=== Given information ===
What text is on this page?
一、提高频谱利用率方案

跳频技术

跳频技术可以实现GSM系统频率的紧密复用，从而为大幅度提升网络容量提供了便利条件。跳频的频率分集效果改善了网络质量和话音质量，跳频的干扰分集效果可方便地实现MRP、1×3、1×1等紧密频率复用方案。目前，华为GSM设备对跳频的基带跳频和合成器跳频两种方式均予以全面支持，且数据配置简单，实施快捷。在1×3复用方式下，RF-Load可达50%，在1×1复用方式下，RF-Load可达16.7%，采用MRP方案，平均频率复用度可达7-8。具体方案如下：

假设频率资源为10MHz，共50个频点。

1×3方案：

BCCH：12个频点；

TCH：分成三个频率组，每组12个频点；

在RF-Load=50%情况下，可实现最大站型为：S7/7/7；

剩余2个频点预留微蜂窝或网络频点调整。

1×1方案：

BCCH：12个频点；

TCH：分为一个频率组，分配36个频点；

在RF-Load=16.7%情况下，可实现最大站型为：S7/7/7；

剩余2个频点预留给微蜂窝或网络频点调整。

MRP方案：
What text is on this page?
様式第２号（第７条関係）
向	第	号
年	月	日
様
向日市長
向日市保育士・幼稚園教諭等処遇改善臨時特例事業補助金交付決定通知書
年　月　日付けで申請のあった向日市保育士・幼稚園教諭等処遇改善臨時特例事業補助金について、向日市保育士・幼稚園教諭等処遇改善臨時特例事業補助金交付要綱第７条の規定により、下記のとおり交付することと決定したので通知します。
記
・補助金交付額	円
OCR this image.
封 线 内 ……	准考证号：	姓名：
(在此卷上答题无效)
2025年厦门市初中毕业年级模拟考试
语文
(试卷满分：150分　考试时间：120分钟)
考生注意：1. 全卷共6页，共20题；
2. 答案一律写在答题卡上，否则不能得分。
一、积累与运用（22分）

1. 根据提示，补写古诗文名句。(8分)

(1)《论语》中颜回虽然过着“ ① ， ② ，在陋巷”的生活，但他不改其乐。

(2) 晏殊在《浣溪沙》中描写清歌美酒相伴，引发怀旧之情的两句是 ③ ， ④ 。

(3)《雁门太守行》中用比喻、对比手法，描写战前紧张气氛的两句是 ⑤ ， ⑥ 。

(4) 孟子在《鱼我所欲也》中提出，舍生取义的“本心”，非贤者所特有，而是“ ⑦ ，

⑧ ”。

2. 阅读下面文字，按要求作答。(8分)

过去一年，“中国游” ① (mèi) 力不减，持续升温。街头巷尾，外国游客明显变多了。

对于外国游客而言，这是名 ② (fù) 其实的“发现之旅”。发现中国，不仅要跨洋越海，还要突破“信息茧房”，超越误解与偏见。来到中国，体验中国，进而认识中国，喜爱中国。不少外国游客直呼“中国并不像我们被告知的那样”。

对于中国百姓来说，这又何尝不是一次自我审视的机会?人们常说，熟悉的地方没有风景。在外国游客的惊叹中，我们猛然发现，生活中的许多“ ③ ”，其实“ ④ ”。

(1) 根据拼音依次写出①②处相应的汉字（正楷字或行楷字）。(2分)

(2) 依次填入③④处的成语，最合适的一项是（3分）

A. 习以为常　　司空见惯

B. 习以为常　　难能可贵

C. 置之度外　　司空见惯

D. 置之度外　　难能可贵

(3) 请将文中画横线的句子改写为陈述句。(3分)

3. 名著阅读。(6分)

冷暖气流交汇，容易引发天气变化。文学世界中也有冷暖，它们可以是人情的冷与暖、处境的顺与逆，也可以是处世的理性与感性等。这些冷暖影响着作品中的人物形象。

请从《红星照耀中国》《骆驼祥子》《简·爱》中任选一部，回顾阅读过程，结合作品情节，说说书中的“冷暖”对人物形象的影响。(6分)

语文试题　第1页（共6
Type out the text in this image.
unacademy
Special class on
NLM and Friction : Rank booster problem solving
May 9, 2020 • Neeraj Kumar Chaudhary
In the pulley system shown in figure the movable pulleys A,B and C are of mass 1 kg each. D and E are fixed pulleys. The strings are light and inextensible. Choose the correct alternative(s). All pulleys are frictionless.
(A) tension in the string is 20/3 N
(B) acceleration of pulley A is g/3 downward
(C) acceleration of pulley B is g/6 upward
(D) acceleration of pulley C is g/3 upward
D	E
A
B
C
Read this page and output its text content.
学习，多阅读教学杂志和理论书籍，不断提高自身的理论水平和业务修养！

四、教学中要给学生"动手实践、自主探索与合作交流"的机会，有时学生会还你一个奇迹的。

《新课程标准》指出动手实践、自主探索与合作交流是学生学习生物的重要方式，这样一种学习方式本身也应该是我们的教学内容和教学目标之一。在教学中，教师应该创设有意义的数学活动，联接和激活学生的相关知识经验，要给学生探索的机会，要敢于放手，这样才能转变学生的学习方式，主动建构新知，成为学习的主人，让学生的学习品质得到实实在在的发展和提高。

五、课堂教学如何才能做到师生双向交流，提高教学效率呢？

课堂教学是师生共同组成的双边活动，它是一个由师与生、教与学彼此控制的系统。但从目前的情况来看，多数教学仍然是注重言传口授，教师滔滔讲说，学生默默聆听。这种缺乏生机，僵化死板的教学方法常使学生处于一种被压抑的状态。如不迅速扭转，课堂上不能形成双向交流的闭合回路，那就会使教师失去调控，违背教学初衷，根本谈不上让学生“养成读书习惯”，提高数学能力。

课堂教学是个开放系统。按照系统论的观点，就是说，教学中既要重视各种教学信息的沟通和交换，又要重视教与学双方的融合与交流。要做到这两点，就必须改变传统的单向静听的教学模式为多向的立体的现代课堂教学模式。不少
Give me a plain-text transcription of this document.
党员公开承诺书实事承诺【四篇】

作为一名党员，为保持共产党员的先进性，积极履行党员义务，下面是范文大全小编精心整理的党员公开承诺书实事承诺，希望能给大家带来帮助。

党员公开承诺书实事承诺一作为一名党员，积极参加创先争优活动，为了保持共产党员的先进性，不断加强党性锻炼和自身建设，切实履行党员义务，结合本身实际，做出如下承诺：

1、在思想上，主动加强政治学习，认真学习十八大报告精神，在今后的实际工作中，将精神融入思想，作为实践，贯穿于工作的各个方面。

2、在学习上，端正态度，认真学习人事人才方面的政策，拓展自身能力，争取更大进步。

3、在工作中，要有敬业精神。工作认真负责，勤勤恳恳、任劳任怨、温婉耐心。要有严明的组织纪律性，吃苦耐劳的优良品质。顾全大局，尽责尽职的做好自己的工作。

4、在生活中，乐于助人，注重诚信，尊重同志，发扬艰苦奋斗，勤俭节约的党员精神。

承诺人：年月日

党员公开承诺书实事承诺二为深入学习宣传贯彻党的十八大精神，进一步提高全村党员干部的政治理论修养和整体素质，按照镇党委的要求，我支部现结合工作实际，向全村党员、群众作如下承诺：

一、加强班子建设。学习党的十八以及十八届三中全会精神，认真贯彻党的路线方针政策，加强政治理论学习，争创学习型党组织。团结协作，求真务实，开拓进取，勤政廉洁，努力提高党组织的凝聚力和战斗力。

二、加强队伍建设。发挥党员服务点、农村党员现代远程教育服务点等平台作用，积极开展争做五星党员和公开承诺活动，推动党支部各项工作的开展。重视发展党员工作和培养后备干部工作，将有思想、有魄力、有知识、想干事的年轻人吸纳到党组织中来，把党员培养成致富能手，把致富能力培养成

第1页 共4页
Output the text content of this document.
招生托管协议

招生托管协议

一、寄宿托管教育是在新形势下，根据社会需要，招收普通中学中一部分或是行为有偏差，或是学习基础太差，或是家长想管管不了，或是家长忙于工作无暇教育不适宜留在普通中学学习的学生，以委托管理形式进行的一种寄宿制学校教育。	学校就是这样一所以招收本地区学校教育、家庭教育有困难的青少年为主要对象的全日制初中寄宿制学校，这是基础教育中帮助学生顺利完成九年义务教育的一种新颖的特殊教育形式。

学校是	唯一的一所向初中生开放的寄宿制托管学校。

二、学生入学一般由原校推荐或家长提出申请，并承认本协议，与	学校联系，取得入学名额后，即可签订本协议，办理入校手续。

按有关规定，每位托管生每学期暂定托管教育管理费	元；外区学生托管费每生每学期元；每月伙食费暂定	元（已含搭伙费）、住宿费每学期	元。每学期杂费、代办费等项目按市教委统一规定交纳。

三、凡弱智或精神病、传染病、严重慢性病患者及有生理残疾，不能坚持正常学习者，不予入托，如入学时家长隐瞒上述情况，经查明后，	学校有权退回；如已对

=== To do ===
Filter the listing above for the string "可实现最大站型为" and copy every matching line.

=== Completed task ===
在RF-Load=50%情况下，可实现最大站型为：S7/7/7；
在RF-Load=16.7%情况下，可实现最大站型为：S7/7/7；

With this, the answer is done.